■ Problem statement: Write out every single entry exactly.

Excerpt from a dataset
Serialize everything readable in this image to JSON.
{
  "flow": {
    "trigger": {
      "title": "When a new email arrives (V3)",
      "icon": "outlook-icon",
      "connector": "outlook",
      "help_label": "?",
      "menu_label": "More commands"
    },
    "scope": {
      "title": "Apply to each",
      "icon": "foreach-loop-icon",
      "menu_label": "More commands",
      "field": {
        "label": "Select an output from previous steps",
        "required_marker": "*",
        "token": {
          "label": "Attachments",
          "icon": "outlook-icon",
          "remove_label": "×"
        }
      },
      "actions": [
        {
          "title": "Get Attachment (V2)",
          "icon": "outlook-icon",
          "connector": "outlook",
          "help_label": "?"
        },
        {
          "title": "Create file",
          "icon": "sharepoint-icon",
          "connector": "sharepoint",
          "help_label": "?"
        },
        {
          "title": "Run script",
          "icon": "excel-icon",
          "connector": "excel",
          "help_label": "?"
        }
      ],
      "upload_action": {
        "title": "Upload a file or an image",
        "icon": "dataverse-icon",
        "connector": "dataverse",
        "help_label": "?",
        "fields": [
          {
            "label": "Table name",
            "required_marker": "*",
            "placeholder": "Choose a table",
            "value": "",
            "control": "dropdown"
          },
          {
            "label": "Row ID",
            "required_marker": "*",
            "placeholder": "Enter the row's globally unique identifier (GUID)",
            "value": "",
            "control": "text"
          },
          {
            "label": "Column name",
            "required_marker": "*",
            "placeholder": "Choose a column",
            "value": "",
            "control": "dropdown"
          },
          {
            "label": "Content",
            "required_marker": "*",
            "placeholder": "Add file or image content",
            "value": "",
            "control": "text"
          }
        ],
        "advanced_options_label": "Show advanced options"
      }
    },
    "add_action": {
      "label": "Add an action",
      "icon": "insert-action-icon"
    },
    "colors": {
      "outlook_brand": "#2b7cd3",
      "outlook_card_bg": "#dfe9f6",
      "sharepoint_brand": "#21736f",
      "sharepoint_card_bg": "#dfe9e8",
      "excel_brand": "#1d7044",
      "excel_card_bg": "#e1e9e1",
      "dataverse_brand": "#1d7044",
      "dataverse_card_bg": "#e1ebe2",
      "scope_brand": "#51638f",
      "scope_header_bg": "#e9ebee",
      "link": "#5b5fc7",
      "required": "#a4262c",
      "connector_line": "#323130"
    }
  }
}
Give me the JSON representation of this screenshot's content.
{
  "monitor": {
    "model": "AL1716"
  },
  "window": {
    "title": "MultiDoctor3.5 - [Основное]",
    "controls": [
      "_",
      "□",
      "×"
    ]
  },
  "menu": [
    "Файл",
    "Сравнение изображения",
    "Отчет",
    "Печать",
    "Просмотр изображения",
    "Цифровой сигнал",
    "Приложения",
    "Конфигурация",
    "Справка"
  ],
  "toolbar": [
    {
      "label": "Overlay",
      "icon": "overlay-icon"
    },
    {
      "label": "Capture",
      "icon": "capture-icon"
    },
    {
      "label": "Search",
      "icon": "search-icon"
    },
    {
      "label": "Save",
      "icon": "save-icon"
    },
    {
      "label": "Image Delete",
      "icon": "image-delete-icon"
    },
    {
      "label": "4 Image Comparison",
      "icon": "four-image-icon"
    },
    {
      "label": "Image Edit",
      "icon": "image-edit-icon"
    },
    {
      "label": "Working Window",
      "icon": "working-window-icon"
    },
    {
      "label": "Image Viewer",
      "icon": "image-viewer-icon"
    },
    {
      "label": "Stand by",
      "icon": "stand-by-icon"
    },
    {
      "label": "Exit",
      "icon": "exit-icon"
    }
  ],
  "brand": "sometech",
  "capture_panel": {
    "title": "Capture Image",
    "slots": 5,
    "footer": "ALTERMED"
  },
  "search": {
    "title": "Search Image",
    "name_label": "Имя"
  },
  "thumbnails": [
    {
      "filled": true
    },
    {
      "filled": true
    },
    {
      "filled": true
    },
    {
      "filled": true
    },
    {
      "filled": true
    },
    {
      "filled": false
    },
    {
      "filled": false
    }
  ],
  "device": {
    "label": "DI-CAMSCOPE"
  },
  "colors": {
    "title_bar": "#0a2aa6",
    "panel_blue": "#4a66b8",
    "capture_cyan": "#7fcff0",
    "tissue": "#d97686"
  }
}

■ Complete answer:
Serialize everything readable in this image to JSON.
{
  "flow": {
    "trigger": {
      "title": "When a new email arrives (V3)",
      "icon": "outlook-icon",
      "connector": "outlook",
      "help_label": "?",
      "menu_label": "More commands"
    },
    "scope": {
      "title": "Apply to each",
      "icon": "foreach-loop-icon",
      "menu_label": "More commands",
      "field": {
        "label": "Select an output from previous steps",
        "required_marker": "*",
        "token": {
          "label": "Attachments",
          "icon": "outlook-icon",
          "remove_label": "×"
        }
      },
      "actions": [
        {
          "title": "Get Attachment (V2)",
          "icon": "outlook-icon",
          "connector": "outlook",
          "help_label": "?"
        },
        {
          "title": "Create file",
          "icon": "sharepoint-icon",
          "connector": "sharepoint",
          "help_label": "?"
        },
        {
          "title": "Run script",
          "icon": "excel-icon",
          "connector": "excel",
          "help_label": "?"
        }
      ],
      "upload_action": {
        "title": "Upload a file or an image",
        "icon": "dataverse-icon",
        "connector": "dataverse",
        "help_label": "?",
        "fields": [
          {
            "label": "Table name",
            "required_marker": "*",
            "placeholder": "Choose a table",
            "value": "",
            "control": "dropdown"
          },
          {
            "label": "Row ID",
            "required_marker": "*",
            "placeholder": "Enter the row's globally unique identifier (GUID)",
            "value": "",
            "control": "text"
          },
          {
            "label": "Column name",
            "required_marker": "*",
            "placeholder": "Choose a column",
            "value": "",
            "control": "dropdown"
          },
          {
            "label": "Content",
            "required_marker": "*",
            "placeholder": "Add file or image content",
            "value": "",
            "control": "text"
          }
        ],
        "advanced_options_label": "Show advanced options"
      }
    },
    "add_action": {
      "label": "Add an action",
      "icon": "insert-action-icon"
    },
    "colors": {
      "outlook_brand": "#2b7cd3",
      "outlook_card_bg": "#dfe9f6",
      "sharepoint_brand": "#21736f",
      "sharepoint_card_bg": "#dfe9e8",
      "excel_brand": "#1d7044",
      "excel_card_bg": "#e1e9e1",
      "dataverse_brand": "#1d7044",
      "dataverse_card_bg": "#e1ebe2",
      "scope_brand": "#51638f",
      "scope_header_bg": "#e9ebee",
      "link": "#5b5fc7",
      "required": "#a4262c",
      "connector_line": "#323130"
    }
  }
}
Give me the JSON representation of this screenshot's content.
{
  "monitor": {
    "model": "AL1716"
  },
  "window": {
    "title": "MultiDoctor3.5 - [Основное]",
    "controls": [
      "_",
      "□",
      "×"
    ]
  },
  "menu": [
    "Файл",
    "Сравнение изображения",
    "Отчет",
    "Печать",
    "Просмотр изображения",
    "Цифровой сигнал",
    "Приложения",
    "Конфигурация",
    "Справка"
  ],
  "toolbar": [
    {
      "label": "Overlay",
      "icon": "overlay-icon"
    },
    {
      "label": "Capture",
      "icon": "capture-icon"
    },
    {
      "label": "Search",
      "icon": "search-icon"
    },
    {
      "label": "Save",
      "icon": "save-icon"
    },
    {
      "label": "Image Delete",
      "icon": "image-delete-icon"
    },
    {
      "label": "4 Image Comparison",
      "icon": "four-image-icon"
    },
    {
      "label": "Image Edit",
      "icon": "image-edit-icon"
    },
    {
      "label": "Working Window",
      "icon": "working-window-icon"
    },
    {
      "label": "Image Viewer",
      "icon": "image-viewer-icon"
    },
    {
      "label": "Stand by",
      "icon": "stand-by-icon"
    },
    {
      "label": "Exit",
      "icon": "exit-icon"
    }
  ],
  "brand": "sometech",
  "capture_panel": {
    "title": "Capture Image",
    "slots": 5,
    "footer": "ALTERMED"
  },
  "search": {
    "title": "Search Image",
    "name_label": "Имя"
  },
  "thumbnails": [
    {
      "filled": true
    },
    {
      "filled": true
    },
    {
      "filled": true
    },
    {
      "filled": true
    },
    {
      "filled": true
    },
    {
      "filled": false
    },
    {
      "filled": false
    }
  ],
  "device": {
    "label": "DI-CAMSCOPE"
  },
  "colors": {
    "title_bar": "#0a2aa6",
    "panel_blue": "#4a66b8",
    "capture_cyan": "#7fcff0",
    "tissue": "#d97686"
  }
}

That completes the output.